[Data records]
-*-*-

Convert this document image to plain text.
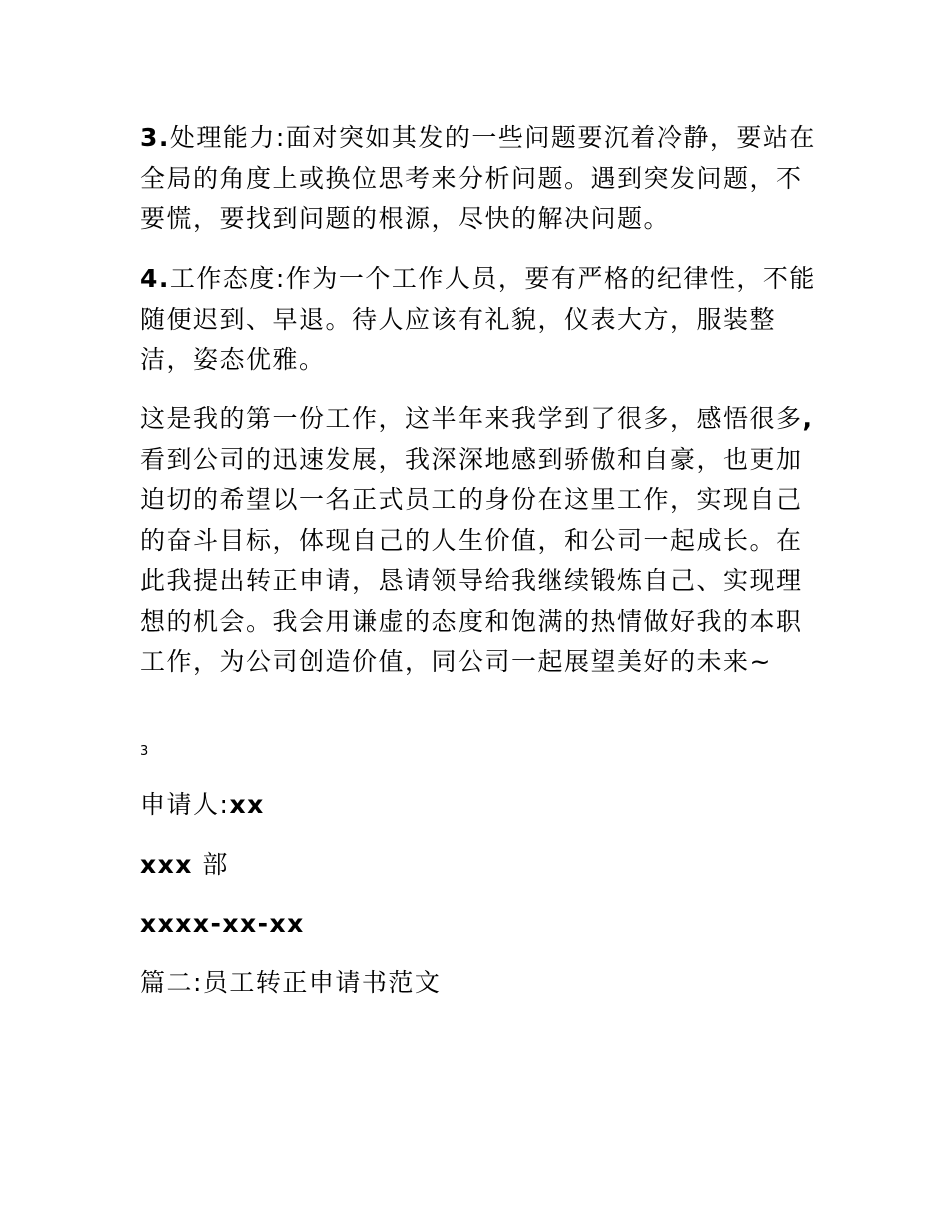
3.处理能力:面对突如其发的一些问题要沉着冷静，要站在全局的角度上或换位思考来分析问题。遇到突发问题，不要慌，要找到问题的根源，尽快的解决问题。

4.工作态度:作为一个工作人员，要有严格的纪律性，不能随便迟到、早退。待人应该有礼貌，仪表大方，服装整洁，姿态优雅。

这是我的第一份工作，这半年来我学到了很多，感悟很多,看到公司的迅速发展，我深深地感到骄傲和自豪，也更加迫切的希望以一名正式员工的身份在这里工作，实现自己的奋斗目标，体现自己的人生价值，和公司一起成长。在此我提出转正申请，恳请领导给我继续锻炼自己、实现理想的机会。我会用谦虚的态度和饱满的热情做好我的本职工作，为公司创造价值，同公司一起展望美好的未来~

3
申请人:xx
xxx 部
xxxx-xx-xx
篇二:员工转正申请书范文
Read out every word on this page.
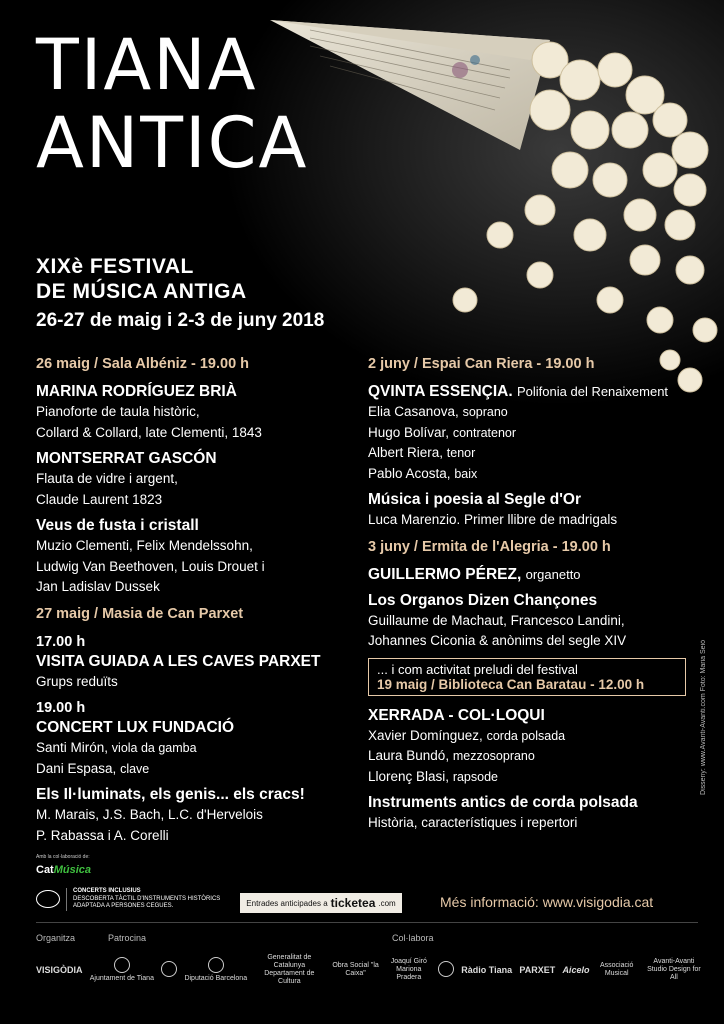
TIANA
ANTICA
XIXè FESTIVAL
DE MÚSICA ANTIGA
26-27 de maig i 2-3 de juny 2018
26 maig / Sala Albéniz - 19.00 h
MARINA RODRÍGUEZ BRIÀ
Pianoforte de taula històric,
Collard & Collard, late Clementi, 1843
MONTSERRAT GASCÓN
Flauta de vidre i argent,
Claude Laurent 1823
Veus de fusta i cristall
Muzio Clementi, Felix Mendelssohn,
Ludwig Van Beethoven, Louis Drouet i
Jan Ladislav Dussek
27 maig / Masia de Can Parxet
17.00 h
VISITA GUIADA A LES CAVES PARXET
Grups reduïts
19.00 h
CONCERT LUX FUNDACIÓ
Santi Mirón, viola da gamba
Dani Espasa, clave
Els Il·luminats, els genis... els cracs!
M. Marais, J.S. Bach, L.C. d'Hervelois
P. Rabassa i A. Corelli
2 juny / Espai Can Riera - 19.00 h
QVINTA ESSENÇIA. Polifonia del Renaixement
Elia Casanova, soprano
Hugo Bolívar, contratenor
Albert Riera, tenor
Pablo Acosta, baix
Música i poesia al Segle d'Or
Luca Marenzio. Primer llibre de madrigals
3 juny / Ermita de l'Alegria - 19.00 h
GUILLERMO PÉREZ, organetto
Los Organos Dizen Chançones
Guillaume de Machaut, Francesco Landini,
Johannes Ciconia & anònims del segle XIV
... i com activitat preludi del festival
19 maig / Biblioteca Can Baratau - 12.00 h
XERRADA - COL·LOQUI
Xavier Domínguez, corda polsada
Laura Bundó, mezzosoprano
Llorenç Blasi, rapsode
Instruments antics de corda polsada
Història, característiques i repertori
Disseny: www.Avanti-Avanti.com Foto: Maria Seió
Amb la col·laboració de:
CatMúsica
CONCERTS INCLUSIUS
DESCOBERTA TÀCTIL D'INSTRUMENTS HISTÒRICS
ADAPTADA A PERSONES CEGUES.	Entrades anticipades a ticketea .com	Més informació: www.visigodia.cat
Organitza	Patrocina	Col·labora
VISIGÒDIA
Ajuntament de Tiana	Diputació Barcelona
Generalitat de Catalunya Departament de Cultura
Obra Social "la Caixa"
Joaquí Giró Mariona Pradera
Ràdio Tiana PARXET Aicelo	Associació Musical
Avanti-Avanti Studio Design for All
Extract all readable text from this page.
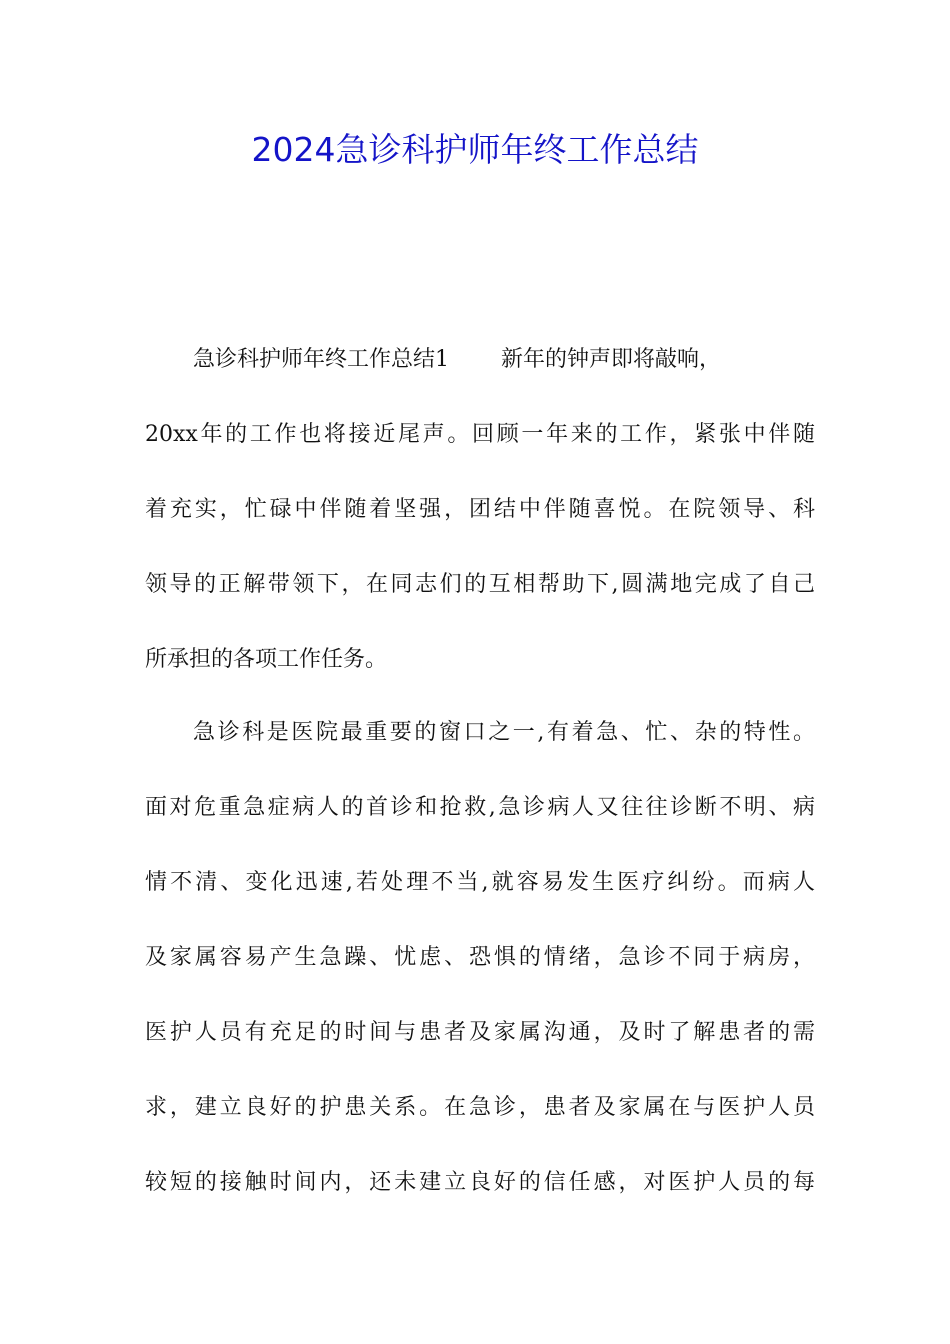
2024急诊科护师年终工作总结

急诊科护师年终工作总结1 新年的钟声即将敲响，

20xx年的工作也将接近尾声。回顾一年来的工作，紧张中伴随

着充实，忙碌中伴随着坚强，团结中伴随喜悦。在院领导、科

领导的正解带领下，在同志们的互相帮助下,圆满地完成了自己

所承担的各项工作任务。

急诊科是医院最重要的窗口之一,有着急、忙、杂的特性。

面对危重急症病人的首诊和抢救,急诊病人又往往诊断不明、病

情不清、变化迅速,若处理不当,就容易发生医疗纠纷。而病人

及家属容易产生急躁、忧虑、恐惧的情绪，急诊不同于病房，

医护人员有充足的时间与患者及家属沟通，及时了解患者的需

求，建立良好的护患关系。在急诊，患者及家属在与医护人员

较短的接触时间内，还未建立良好的信任感，对医护人员的每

-*-*-

Return the material word for word. Pictures are not part of the copy.

* Output below
Convert this document image to plain text.
3.处理能力:面对突如其发的一些问题要沉着冷静，要站在全局的角度上或换位思考来分析问题。遇到突发问题，不要慌，要找到问题的根源，尽快的解决问题。

4.工作态度:作为一个工作人员，要有严格的纪律性，不能随便迟到、早退。待人应该有礼貌，仪表大方，服装整洁，姿态优雅。

这是我的第一份工作，这半年来我学到了很多，感悟很多,看到公司的迅速发展，我深深地感到骄傲和自豪，也更加迫切的希望以一名正式员工的身份在这里工作，实现自己的奋斗目标，体现自己的人生价值，和公司一起成长。在此我提出转正申请，恳请领导给我继续锻炼自己、实现理想的机会。我会用谦虚的态度和饱满的热情做好我的本职工作，为公司创造价值，同公司一起展望美好的未来~

3
申请人:xx
xxx 部
xxxx-xx-xx
篇二:员工转正申请书范文
Read out every word on this page.
TIANA
ANTICA
XIXè FESTIVAL
DE MÚSICA ANTIGA
26-27 de maig i 2-3 de juny 2018
26 maig / Sala Albéniz - 19.00 h
MARINA RODRÍGUEZ BRIÀ
Pianoforte de taula històric,
Collard & Collard, late Clementi, 1843
MONTSERRAT GASCÓN
Flauta de vidre i argent,
Claude Laurent 1823
Veus de fusta i cristall
Muzio Clementi, Felix Mendelssohn,
Ludwig Van Beethoven, Louis Drouet i
Jan Ladislav Dussek
27 maig / Masia de Can Parxet
17.00 h
VISITA GUIADA A LES CAVES PARXET
Grups reduïts
19.00 h
CONCERT LUX FUNDACIÓ
Santi Mirón, viola da gamba
Dani Espasa, clave
Els Il·luminats, els genis... els cracs!
M. Marais, J.S. Bach, L.C. d'Hervelois
P. Rabassa i A. Corelli
2 juny / Espai Can Riera - 19.00 h
QVINTA ESSENÇIA. Polifonia del Renaixement
Elia Casanova, soprano
Hugo Bolívar, contratenor
Albert Riera, tenor
Pablo Acosta, baix
Música i poesia al Segle d'Or
Luca Marenzio. Primer llibre de madrigals
3 juny / Ermita de l'Alegria - 19.00 h
GUILLERMO PÉREZ, organetto
Los Organos Dizen Chançones
Guillaume de Machaut, Francesco Landini,
Johannes Ciconia & anònims del segle XIV
... i com activitat preludi del festival
19 maig / Biblioteca Can Baratau - 12.00 h
XERRADA - COL·LOQUI
Xavier Domínguez, corda polsada
Laura Bundó, mezzosoprano
Llorenç Blasi, rapsode
Instruments antics de corda polsada
Història, característiques i repertori
Disseny: www.Avanti-Avanti.com Foto: Maria Seió
Amb la col·laboració de:
CatMúsica
CONCERTS INCLUSIUS
DESCOBERTA TÀCTIL D'INSTRUMENTS HISTÒRICS
ADAPTADA A PERSONES CEGUES.	Entrades anticipades a ticketea .com	Més informació: www.visigodia.cat
Organitza	Patrocina	Col·labora
VISIGÒDIA
Ajuntament de Tiana	Diputació Barcelona
Generalitat de Catalunya Departament de Cultura
Obra Social "la Caixa"
Joaquí Giró Mariona Pradera
Ràdio Tiana PARXET Aicelo	Associació Musical
Avanti-Avanti Studio Design for All
Extract all readable text from this page.
2024急诊科护师年终工作总结

急诊科护师年终工作总结1 新年的钟声即将敲响，

20xx年的工作也将接近尾声。回顾一年来的工作，紧张中伴随

着充实，忙碌中伴随着坚强，团结中伴随喜悦。在院领导、科

领导的正解带领下，在同志们的互相帮助下,圆满地完成了自己

所承担的各项工作任务。

急诊科是医院最重要的窗口之一,有着急、忙、杂的特性。

面对危重急症病人的首诊和抢救,急诊病人又往往诊断不明、病

情不清、变化迅速,若处理不当,就容易发生医疗纠纷。而病人

及家属容易产生急躁、忧虑、恐惧的情绪，急诊不同于病房，

医护人员有充足的时间与患者及家属沟通，及时了解患者的需

求，建立良好的护患关系。在急诊，患者及家属在与医护人员

较短的接触时间内，还未建立良好的信任感，对医护人员的每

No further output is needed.